■ Do this ■
Locate the line containing "Parse this screenshot: output", then please write out that line and all the lines below it in the entries exactly.
━━━━━ Task data
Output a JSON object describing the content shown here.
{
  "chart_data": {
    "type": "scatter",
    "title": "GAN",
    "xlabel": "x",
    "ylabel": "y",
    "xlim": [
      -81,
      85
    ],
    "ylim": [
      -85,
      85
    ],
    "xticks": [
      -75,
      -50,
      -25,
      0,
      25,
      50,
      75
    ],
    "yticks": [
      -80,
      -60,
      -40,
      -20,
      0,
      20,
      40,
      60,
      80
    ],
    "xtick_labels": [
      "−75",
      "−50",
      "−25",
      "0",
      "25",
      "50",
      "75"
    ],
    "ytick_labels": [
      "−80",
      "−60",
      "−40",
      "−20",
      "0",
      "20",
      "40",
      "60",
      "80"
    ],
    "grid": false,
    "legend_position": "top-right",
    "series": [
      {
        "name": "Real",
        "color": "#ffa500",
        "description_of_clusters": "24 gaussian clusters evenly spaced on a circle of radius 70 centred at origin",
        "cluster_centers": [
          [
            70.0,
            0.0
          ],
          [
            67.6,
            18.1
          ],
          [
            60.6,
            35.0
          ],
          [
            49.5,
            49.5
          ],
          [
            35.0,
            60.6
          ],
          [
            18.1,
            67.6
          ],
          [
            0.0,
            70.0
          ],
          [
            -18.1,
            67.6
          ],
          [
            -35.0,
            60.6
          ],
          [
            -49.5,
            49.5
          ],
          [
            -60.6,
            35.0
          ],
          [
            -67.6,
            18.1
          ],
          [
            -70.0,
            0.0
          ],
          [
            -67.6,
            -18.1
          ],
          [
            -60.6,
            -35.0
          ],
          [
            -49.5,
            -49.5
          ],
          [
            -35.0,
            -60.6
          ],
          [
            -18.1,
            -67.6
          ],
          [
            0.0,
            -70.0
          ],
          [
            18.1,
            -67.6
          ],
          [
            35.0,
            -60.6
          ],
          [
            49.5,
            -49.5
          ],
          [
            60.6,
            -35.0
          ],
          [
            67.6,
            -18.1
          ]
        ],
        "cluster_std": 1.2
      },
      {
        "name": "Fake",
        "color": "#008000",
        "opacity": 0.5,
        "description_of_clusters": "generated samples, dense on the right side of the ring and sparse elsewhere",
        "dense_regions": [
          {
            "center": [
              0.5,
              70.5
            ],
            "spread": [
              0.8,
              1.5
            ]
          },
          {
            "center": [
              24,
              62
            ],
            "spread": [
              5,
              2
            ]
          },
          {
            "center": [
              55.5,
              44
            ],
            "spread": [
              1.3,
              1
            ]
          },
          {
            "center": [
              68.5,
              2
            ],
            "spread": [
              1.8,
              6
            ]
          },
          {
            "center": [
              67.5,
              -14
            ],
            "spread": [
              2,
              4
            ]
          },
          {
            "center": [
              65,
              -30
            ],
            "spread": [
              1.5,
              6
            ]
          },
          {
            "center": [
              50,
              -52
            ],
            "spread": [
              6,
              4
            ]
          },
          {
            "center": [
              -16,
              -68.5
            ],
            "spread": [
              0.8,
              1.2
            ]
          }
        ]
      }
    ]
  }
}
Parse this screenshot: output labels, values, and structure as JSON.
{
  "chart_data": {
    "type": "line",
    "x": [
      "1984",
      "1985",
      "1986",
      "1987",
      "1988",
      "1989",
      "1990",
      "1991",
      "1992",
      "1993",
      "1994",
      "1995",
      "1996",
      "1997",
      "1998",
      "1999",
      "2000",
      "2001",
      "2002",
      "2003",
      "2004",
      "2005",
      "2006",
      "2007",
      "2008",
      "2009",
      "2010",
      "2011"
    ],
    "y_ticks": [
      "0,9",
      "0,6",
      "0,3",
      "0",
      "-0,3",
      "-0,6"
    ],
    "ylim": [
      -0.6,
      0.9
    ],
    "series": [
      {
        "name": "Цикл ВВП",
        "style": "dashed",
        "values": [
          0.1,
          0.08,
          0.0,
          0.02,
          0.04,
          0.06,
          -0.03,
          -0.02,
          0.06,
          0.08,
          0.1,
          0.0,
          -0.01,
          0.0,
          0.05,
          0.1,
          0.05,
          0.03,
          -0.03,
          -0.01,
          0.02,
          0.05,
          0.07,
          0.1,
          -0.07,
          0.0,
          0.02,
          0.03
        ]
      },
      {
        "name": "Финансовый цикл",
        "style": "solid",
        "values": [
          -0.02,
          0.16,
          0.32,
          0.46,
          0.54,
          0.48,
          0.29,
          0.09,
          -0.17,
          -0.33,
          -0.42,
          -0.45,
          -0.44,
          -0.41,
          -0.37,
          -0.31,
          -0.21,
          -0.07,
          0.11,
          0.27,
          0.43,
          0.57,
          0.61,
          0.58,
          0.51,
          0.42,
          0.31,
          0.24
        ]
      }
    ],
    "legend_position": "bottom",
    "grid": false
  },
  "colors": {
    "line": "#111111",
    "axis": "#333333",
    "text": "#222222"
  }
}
━━━━━━━━━━
■ Answer to this task ■
Parse this screenshot: output labels, values, and structure as JSON.
{
  "chart_data": {
    "type": "line",
    "x": [
      "1984",
      "1985",
      "1986",
      "1987",
      "1988",
      "1989",
      "1990",
      "1991",
      "1992",
      "1993",
      "1994",
      "1995",
      "1996",
      "1997",
      "1998",
      "1999",
      "2000",
      "2001",
      "2002",
      "2003",
      "2004",
      "2005",
      "2006",
      "2007",
      "2008",
      "2009",
      "2010",
      "2011"
    ],
    "y_ticks": [
      "0,9",
      "0,6",
      "0,3",
      "0",
      "-0,3",
      "-0,6"
    ],
    "ylim": [
      -0.6,
      0.9
    ],
    "series": [
      {
        "name": "Цикл ВВП",
        "style": "dashed",
        "values": [
          0.1,
          0.08,
          0.0,
          0.02,
          0.04,
          0.06,
          -0.03,
          -0.02,
          0.06,
          0.08,
          0.1,
          0.0,
          -0.01,
          0.0,
          0.05,
          0.1,
          0.05,
          0.03,
          -0.03,
          -0.01,
          0.02,
          0.05,
          0.07,
          0.1,
          -0.07,
          0.0,
          0.02,
          0.03
        ]
      },
      {
        "name": "Финансовый цикл",
        "style": "solid",
        "values": [
          -0.02,
          0.16,
          0.32,
          0.46,
          0.54,
          0.48,
          0.29,
          0.09,
          -0.17,
          -0.33,
          -0.42,
          -0.45,
          -0.44,
          -0.41,
          -0.37,
          -0.31,
          -0.21,
          -0.07,
          0.11,
          0.27,
          0.43,
          0.57,
          0.61,
          0.58,
          0.51,
          0.42,
          0.31,
          0.24
        ]
      }
    ],
    "legend_position": "bottom",
    "grid": false
  },
  "colors": {
    "line": "#111111",
    "axis": "#333333",
    "text": "#222222"
  }
}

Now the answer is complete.